### Work to do
Print every record below exactly as written.

[Items from a figure collection]
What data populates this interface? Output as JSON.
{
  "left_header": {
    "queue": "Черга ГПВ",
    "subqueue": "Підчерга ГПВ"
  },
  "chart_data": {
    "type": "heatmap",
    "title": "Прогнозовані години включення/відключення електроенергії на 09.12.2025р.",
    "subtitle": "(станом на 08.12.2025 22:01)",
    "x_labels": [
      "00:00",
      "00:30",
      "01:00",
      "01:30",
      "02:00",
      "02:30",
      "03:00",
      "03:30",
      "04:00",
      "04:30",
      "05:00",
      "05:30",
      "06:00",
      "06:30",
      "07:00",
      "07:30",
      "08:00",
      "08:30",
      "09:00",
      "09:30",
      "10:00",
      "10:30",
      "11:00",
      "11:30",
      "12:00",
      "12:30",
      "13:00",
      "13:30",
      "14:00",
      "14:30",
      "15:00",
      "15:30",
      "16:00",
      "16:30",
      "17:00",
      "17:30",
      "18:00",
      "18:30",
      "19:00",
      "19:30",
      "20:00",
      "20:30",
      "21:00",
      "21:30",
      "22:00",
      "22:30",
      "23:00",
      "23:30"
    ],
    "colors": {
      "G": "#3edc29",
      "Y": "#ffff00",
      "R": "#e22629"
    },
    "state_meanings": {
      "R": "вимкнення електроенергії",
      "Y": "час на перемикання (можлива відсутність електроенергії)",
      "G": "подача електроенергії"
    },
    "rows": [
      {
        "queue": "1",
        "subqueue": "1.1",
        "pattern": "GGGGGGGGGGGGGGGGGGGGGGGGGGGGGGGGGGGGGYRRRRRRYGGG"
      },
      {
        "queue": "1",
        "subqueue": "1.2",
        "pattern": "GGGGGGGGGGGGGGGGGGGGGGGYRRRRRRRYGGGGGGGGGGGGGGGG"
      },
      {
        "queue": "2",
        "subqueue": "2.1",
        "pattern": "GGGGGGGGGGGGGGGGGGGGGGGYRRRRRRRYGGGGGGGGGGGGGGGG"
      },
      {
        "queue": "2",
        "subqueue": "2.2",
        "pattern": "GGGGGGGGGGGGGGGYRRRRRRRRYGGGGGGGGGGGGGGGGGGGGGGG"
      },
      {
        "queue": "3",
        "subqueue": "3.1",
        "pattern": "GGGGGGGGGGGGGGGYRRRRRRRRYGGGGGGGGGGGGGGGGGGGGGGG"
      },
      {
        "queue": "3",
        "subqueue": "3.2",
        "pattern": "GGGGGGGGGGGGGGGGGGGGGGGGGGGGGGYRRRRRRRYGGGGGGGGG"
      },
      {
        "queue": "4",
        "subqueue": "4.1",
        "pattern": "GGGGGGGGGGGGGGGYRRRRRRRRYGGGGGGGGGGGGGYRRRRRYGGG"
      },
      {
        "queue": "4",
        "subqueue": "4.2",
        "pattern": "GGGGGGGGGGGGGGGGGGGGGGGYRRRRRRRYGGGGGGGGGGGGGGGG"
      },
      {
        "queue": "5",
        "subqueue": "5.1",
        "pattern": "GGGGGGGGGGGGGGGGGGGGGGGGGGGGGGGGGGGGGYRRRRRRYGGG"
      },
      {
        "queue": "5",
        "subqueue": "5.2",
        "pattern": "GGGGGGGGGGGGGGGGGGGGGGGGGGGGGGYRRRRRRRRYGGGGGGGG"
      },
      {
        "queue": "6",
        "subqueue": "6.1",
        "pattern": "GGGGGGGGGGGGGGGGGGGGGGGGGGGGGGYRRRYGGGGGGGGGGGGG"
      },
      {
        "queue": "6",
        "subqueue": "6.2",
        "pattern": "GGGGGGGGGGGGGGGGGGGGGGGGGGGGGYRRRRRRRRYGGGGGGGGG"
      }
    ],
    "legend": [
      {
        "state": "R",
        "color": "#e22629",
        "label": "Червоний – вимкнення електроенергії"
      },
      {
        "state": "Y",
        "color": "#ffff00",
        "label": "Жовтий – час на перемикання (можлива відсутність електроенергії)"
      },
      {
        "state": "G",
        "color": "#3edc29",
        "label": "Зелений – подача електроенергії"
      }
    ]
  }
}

### Answer to the task
What data populates this interface? Output as JSON.
{
  "left_header": {
    "queue": "Черга ГПВ",
    "subqueue": "Підчерга ГПВ"
  },
  "chart_data": {
    "type": "heatmap",
    "title": "Прогнозовані години включення/відключення електроенергії на 09.12.2025р.",
    "subtitle": "(станом на 08.12.2025 22:01)",
    "x_labels": [
      "00:00",
      "00:30",
      "01:00",
      "01:30",
      "02:00",
      "02:30",
      "03:00",
      "03:30",
      "04:00",
      "04:30",
      "05:00",
      "05:30",
      "06:00",
      "06:30",
      "07:00",
      "07:30",
      "08:00",
      "08:30",
      "09:00",
      "09:30",
      "10:00",
      "10:30",
      "11:00",
      "11:30",
      "12:00",
      "12:30",
      "13:00",
      "13:30",
      "14:00",
      "14:30",
      "15:00",
      "15:30",
      "16:00",
      "16:30",
      "17:00",
      "17:30",
      "18:00",
      "18:30",
      "19:00",
      "19:30",
      "20:00",
      "20:30",
      "21:00",
      "21:30",
      "22:00",
      "22:30",
      "23:00",
      "23:30"
    ],
    "colors": {
      "G": "#3edc29",
      "Y": "#ffff00",
      "R": "#e22629"
    },
    "state_meanings": {
      "R": "вимкнення електроенергії",
      "Y": "час на перемикання (можлива відсутність електроенергії)",
      "G": "подача електроенергії"
    },
    "rows": [
      {
        "queue": "1",
        "subqueue": "1.1",
        "pattern": "GGGGGGGGGGGGGGGGGGGGGGGGGGGGGGGGGGGGGYRRRRRRYGGG"
      },
      {
        "queue": "1",
        "subqueue": "1.2",
        "pattern": "GGGGGGGGGGGGGGGGGGGGGGGYRRRRRRRYGGGGGGGGGGGGGGGG"
      },
      {
        "queue": "2",
        "subqueue": "2.1",
        "pattern": "GGGGGGGGGGGGGGGGGGGGGGGYRRRRRRRYGGGGGGGGGGGGGGGG"
      },
      {
        "queue": "2",
        "subqueue": "2.2",
        "pattern": "GGGGGGGGGGGGGGGYRRRRRRRRYGGGGGGGGGGGGGGGGGGGGGGG"
      },
      {
        "queue": "3",
        "subqueue": "3.1",
        "pattern": "GGGGGGGGGGGGGGGYRRRRRRRRYGGGGGGGGGGGGGGGGGGGGGGG"
      },
      {
        "queue": "3",
        "subqueue": "3.2",
        "pattern": "GGGGGGGGGGGGGGGGGGGGGGGGGGGGGGYRRRRRRRYGGGGGGGGG"
      },
      {
        "queue": "4",
        "subqueue": "4.1",
        "pattern": "GGGGGGGGGGGGGGGYRRRRRRRRYGGGGGGGGGGGGGYRRRRRYGGG"
      },
      {
        "queue": "4",
        "subqueue": "4.2",
        "pattern": "GGGGGGGGGGGGGGGGGGGGGGGYRRRRRRRYGGGGGGGGGGGGGGGG"
      },
      {
        "queue": "5",
        "subqueue": "5.1",
        "pattern": "GGGGGGGGGGGGGGGGGGGGGGGGGGGGGGGGGGGGGYRRRRRRYGGG"
      },
      {
        "queue": "5",
        "subqueue": "5.2",
        "pattern": "GGGGGGGGGGGGGGGGGGGGGGGGGGGGGGYRRRRRRRRYGGGGGGGG"
      },
      {
        "queue": "6",
        "subqueue": "6.1",
        "pattern": "GGGGGGGGGGGGGGGGGGGGGGGGGGGGGGYRRRYGGGGGGGGGGGGG"
      },
      {
        "queue": "6",
        "subqueue": "6.2",
        "pattern": "GGGGGGGGGGGGGGGGGGGGGGGGGGGGGYRRRRRRRRYGGGGGGGGG"
      }
    ],
    "legend": [
      {
        "state": "R",
        "color": "#e22629",
        "label": "Червоний – вимкнення електроенергії"
      },
      {
        "state": "Y",
        "color": "#ffff00",
        "label": "Жовтий – час на перемикання (можлива відсутність електроенергії)"
      },
      {
        "state": "G",
        "color": "#3edc29",
        "label": "Зелений – подача електроенергії"
      }
    ]
  }
}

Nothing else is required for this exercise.